Wherever a line in the data below holds "screenshot", copy that line.

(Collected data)

* Start *

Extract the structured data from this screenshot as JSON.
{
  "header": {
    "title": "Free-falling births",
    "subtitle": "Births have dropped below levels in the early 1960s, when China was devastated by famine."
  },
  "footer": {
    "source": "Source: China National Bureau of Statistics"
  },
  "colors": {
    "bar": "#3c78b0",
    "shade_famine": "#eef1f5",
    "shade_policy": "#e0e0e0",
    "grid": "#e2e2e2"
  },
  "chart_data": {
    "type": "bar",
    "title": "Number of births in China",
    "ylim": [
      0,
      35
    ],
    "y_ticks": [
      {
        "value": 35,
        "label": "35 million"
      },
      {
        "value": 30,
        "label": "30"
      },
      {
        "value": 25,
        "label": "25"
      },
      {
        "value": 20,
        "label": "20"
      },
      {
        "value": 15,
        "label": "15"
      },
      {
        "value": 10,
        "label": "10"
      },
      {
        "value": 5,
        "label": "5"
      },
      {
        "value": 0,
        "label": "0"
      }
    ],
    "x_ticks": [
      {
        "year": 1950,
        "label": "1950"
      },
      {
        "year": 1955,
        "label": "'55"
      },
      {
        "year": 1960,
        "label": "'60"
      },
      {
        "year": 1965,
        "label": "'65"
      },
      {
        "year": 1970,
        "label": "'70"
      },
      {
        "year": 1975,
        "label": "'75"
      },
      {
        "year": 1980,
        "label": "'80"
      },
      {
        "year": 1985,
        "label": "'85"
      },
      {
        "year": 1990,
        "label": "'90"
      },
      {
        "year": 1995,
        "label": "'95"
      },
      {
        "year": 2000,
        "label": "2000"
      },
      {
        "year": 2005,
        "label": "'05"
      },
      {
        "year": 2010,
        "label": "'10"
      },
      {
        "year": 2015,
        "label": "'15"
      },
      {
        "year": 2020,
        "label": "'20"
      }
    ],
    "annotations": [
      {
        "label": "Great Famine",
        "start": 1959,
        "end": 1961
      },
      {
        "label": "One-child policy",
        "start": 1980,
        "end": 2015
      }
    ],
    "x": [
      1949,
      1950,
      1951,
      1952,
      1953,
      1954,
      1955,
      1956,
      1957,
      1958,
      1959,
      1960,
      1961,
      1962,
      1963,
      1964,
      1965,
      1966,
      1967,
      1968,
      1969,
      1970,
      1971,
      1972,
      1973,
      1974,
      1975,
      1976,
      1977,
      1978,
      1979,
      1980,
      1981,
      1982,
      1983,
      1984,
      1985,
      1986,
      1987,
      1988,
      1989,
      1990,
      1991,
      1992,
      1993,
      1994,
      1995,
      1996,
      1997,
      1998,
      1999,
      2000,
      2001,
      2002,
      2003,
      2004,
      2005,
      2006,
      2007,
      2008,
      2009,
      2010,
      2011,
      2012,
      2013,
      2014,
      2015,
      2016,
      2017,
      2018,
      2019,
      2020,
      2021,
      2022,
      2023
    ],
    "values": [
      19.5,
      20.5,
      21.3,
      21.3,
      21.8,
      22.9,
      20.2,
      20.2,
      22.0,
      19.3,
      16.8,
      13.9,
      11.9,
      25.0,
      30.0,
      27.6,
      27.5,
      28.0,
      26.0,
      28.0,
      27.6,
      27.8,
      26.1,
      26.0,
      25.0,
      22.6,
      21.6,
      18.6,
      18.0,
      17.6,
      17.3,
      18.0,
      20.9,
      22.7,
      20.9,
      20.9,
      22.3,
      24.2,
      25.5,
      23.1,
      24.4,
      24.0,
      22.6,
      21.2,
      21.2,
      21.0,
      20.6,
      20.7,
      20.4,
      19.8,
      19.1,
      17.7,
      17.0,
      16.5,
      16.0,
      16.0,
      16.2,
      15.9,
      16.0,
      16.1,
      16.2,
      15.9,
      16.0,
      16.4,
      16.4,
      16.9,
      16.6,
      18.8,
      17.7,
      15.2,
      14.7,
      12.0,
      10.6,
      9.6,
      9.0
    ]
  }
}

* End *
* Start *

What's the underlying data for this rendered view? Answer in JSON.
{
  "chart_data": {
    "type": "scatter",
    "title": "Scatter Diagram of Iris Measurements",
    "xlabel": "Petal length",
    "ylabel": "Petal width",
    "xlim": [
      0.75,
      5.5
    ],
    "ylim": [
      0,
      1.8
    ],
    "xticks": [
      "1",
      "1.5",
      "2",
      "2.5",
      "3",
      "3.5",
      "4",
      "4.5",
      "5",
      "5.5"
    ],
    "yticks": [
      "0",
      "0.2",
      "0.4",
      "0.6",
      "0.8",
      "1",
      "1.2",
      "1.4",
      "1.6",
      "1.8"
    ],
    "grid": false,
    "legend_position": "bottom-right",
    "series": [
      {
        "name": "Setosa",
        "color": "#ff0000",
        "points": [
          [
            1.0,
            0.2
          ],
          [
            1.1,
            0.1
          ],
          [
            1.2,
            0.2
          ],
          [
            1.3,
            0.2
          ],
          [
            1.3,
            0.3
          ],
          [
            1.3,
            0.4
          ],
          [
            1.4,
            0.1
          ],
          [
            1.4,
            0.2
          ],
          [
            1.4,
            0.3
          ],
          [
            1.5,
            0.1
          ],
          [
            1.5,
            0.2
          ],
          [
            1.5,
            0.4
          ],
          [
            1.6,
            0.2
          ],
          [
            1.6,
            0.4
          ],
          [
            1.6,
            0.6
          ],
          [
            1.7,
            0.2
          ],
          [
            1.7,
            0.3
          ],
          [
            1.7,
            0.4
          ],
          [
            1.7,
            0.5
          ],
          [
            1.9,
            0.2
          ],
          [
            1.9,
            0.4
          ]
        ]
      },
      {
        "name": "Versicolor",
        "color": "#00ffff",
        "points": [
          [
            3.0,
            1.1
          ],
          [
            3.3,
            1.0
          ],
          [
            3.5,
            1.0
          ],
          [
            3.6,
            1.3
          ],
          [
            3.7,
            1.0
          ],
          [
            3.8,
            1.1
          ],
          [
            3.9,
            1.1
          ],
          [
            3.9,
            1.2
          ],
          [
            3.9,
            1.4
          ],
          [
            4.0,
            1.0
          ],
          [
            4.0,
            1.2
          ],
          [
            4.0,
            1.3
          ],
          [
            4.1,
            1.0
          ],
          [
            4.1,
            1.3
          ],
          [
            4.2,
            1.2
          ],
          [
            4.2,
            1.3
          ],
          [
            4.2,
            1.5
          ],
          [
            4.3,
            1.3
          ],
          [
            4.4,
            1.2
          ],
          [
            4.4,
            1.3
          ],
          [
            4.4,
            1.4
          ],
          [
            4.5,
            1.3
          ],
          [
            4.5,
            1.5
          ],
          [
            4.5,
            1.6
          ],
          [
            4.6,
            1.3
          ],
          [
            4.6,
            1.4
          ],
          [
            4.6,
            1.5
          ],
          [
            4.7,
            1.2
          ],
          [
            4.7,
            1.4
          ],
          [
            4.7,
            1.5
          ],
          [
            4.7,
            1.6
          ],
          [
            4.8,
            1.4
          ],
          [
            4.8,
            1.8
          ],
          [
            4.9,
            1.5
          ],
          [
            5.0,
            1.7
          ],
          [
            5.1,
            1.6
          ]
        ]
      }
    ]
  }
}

* End *
* Start *

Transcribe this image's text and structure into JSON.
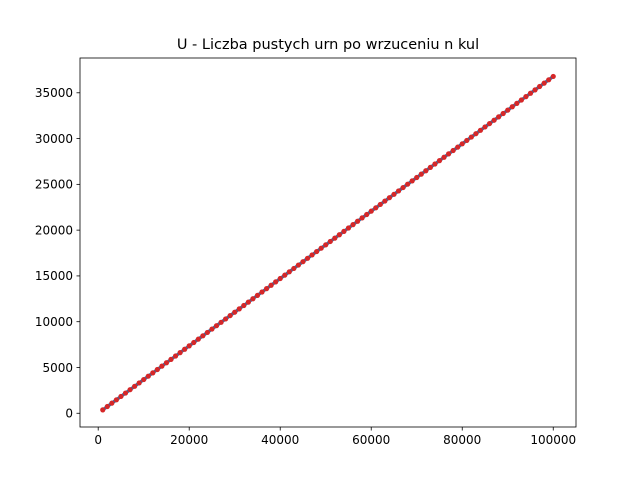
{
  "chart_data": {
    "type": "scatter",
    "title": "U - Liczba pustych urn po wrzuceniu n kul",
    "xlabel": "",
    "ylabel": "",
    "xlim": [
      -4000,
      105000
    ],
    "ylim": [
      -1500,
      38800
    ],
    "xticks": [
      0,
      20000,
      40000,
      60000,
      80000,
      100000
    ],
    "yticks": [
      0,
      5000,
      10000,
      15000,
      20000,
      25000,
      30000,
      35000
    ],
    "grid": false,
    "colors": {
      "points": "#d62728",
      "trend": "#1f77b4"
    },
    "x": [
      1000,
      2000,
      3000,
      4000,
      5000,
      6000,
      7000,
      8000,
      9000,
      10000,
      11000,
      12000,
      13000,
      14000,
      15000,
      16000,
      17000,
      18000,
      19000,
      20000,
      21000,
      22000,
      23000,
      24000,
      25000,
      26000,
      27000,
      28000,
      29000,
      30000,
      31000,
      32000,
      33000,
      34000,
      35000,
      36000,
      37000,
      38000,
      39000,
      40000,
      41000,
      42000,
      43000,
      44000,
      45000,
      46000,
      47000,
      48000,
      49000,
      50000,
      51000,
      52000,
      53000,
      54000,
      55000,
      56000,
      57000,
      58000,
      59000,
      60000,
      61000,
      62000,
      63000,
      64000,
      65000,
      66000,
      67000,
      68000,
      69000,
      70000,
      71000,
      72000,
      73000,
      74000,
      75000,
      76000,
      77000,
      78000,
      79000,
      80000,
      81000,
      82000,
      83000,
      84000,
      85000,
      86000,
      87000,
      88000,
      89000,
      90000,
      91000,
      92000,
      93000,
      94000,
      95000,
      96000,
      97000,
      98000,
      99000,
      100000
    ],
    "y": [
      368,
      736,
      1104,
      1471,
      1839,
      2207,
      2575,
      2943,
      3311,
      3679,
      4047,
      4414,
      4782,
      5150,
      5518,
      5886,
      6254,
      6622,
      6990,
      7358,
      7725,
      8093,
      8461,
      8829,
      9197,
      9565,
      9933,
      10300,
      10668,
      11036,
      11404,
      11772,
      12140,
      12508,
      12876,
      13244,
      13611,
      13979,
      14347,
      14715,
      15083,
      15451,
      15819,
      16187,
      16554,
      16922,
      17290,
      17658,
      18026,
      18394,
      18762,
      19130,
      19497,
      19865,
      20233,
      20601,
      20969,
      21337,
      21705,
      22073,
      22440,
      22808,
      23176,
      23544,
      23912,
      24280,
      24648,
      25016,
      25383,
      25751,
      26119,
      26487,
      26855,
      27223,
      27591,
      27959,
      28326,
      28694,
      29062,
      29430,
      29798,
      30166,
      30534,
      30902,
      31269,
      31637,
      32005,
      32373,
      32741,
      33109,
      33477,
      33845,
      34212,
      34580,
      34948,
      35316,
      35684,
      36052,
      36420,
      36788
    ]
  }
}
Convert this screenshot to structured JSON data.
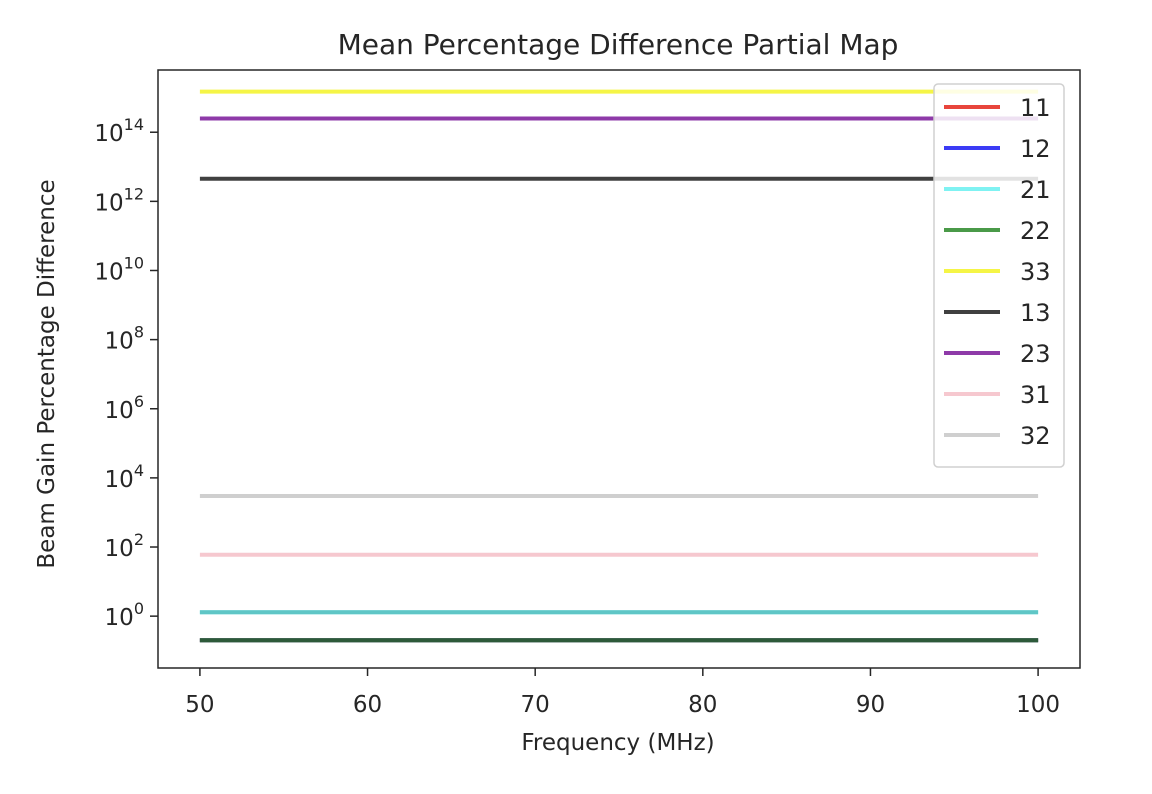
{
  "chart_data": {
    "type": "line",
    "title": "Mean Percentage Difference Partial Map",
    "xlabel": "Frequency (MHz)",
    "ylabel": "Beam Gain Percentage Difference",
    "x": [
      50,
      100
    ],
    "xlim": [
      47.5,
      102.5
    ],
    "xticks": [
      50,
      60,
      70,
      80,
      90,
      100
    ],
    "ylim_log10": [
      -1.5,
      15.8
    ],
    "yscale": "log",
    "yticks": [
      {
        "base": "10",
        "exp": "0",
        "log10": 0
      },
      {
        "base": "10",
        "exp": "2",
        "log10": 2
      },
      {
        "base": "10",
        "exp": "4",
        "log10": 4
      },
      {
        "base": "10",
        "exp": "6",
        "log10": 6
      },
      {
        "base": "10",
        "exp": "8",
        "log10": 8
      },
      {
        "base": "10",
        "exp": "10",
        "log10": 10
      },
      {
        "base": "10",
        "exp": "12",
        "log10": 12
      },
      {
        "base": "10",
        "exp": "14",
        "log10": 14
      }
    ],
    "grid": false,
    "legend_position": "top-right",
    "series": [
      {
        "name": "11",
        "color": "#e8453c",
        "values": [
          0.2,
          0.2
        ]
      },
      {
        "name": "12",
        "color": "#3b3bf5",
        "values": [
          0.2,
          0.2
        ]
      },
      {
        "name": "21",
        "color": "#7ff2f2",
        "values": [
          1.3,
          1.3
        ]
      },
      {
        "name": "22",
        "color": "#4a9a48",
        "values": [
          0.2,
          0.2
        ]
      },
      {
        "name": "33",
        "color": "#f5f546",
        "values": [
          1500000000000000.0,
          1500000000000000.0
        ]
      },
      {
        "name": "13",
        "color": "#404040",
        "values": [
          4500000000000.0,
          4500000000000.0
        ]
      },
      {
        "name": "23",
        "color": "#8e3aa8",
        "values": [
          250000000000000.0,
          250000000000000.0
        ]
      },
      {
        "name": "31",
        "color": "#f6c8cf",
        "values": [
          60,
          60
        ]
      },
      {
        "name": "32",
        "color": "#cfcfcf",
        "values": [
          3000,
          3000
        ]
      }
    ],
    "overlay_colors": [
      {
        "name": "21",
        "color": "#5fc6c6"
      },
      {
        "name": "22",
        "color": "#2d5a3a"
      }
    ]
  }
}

* End *

→ Complete response
Extract the structured data from this screenshot as JSON.
Convert this screenshot to structured JSON data.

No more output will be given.